▶ [GIVEN INSTRUCTION]:
Transcribe the listing word for word.

▶ [DATA FOR THIS EXERCISE]:
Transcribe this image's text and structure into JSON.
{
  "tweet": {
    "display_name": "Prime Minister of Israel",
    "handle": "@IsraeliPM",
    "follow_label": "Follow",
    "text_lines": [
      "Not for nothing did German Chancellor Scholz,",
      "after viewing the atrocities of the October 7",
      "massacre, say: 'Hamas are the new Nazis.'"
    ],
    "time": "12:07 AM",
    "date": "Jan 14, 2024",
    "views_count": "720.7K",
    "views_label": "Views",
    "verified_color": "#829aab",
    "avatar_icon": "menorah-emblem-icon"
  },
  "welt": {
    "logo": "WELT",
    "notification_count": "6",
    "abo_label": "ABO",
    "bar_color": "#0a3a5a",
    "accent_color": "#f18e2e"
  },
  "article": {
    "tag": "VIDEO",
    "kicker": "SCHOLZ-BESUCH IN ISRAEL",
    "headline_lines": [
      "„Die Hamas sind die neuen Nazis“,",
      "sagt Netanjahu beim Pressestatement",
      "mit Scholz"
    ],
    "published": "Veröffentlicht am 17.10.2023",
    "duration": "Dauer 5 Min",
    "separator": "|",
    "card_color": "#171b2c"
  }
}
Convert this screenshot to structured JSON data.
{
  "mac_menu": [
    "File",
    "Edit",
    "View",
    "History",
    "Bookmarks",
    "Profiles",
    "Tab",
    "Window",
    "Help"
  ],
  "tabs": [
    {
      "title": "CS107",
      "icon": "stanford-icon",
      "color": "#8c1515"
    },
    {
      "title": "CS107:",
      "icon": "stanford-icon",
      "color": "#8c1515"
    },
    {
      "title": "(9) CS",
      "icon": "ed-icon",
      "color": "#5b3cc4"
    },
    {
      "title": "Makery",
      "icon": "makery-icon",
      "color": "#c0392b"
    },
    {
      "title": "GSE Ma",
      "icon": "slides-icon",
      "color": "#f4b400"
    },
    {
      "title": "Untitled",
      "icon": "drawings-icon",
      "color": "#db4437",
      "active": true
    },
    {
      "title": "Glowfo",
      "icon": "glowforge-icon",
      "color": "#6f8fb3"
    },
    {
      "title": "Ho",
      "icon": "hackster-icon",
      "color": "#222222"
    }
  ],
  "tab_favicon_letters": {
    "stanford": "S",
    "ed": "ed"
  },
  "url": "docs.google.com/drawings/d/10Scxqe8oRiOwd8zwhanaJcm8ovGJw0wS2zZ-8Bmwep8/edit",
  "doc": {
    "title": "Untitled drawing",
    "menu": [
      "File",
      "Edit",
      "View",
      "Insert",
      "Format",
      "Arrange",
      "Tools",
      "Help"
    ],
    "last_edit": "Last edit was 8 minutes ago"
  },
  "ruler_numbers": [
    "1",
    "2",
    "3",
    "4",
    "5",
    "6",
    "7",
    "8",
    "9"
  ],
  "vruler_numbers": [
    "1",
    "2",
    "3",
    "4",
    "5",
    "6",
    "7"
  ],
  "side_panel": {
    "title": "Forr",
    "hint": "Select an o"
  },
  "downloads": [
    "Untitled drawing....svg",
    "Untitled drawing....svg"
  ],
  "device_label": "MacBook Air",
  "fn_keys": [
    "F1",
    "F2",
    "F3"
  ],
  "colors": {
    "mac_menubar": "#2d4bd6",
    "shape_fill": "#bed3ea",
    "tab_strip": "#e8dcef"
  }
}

▶ [TASK RESULT]:
Transcribe this image's text and structure into JSON.
{
  "tweet": {
    "display_name": "Prime Minister of Israel",
    "handle": "@IsraeliPM",
    "follow_label": "Follow",
    "text_lines": [
      "Not for nothing did German Chancellor Scholz,",
      "after viewing the atrocities of the October 7",
      "massacre, say: 'Hamas are the new Nazis.'"
    ],
    "time": "12:07 AM",
    "date": "Jan 14, 2024",
    "views_count": "720.7K",
    "views_label": "Views",
    "verified_color": "#829aab",
    "avatar_icon": "menorah-emblem-icon"
  },
  "welt": {
    "logo": "WELT",
    "notification_count": "6",
    "abo_label": "ABO",
    "bar_color": "#0a3a5a",
    "accent_color": "#f18e2e"
  },
  "article": {
    "tag": "VIDEO",
    "kicker": "SCHOLZ-BESUCH IN ISRAEL",
    "headline_lines": [
      "„Die Hamas sind die neuen Nazis“,",
      "sagt Netanjahu beim Pressestatement",
      "mit Scholz"
    ],
    "published": "Veröffentlicht am 17.10.2023",
    "duration": "Dauer 5 Min",
    "separator": "|",
    "card_color": "#171b2c"
  }
}
Convert this screenshot to structured JSON data.
{
  "mac_menu": [
    "File",
    "Edit",
    "View",
    "History",
    "Bookmarks",
    "Profiles",
    "Tab",
    "Window",
    "Help"
  ],
  "tabs": [
    {
      "title": "CS107",
      "icon": "stanford-icon",
      "color": "#8c1515"
    },
    {
      "title": "CS107:",
      "icon": "stanford-icon",
      "color": "#8c1515"
    },
    {
      "title": "(9) CS",
      "icon": "ed-icon",
      "color": "#5b3cc4"
    },
    {
      "title": "Makery",
      "icon": "makery-icon",
      "color": "#c0392b"
    },
    {
      "title": "GSE Ma",
      "icon": "slides-icon",
      "color": "#f4b400"
    },
    {
      "title": "Untitled",
      "icon": "drawings-icon",
      "color": "#db4437",
      "active": true
    },
    {
      "title": "Glowfo",
      "icon": "glowforge-icon",
      "color": "#6f8fb3"
    },
    {
      "title": "Ho",
      "icon": "hackster-icon",
      "color": "#222222"
    }
  ],
  "tab_favicon_letters": {
    "stanford": "S",
    "ed": "ed"
  },
  "url": "docs.google.com/drawings/d/10Scxqe8oRiOwd8zwhanaJcm8ovGJw0wS2zZ-8Bmwep8/edit",
  "doc": {
    "title": "Untitled drawing",
    "menu": [
      "File",
      "Edit",
      "View",
      "Insert",
      "Format",
      "Arrange",
      "Tools",
      "Help"
    ],
    "last_edit": "Last edit was 8 minutes ago"
  },
  "ruler_numbers": [
    "1",
    "2",
    "3",
    "4",
    "5",
    "6",
    "7",
    "8",
    "9"
  ],
  "vruler_numbers": [
    "1",
    "2",
    "3",
    "4",
    "5",
    "6",
    "7"
  ],
  "side_panel": {
    "title": "Forr",
    "hint": "Select an o"
  },
  "downloads": [
    "Untitled drawing....svg",
    "Untitled drawing....svg"
  ],
  "device_label": "MacBook Air",
  "fn_keys": [
    "F1",
    "F2",
    "F3"
  ],
  "colors": {
    "mac_menubar": "#2d4bd6",
    "shape_fill": "#bed3ea",
    "tab_strip": "#e8dcef"
  }
}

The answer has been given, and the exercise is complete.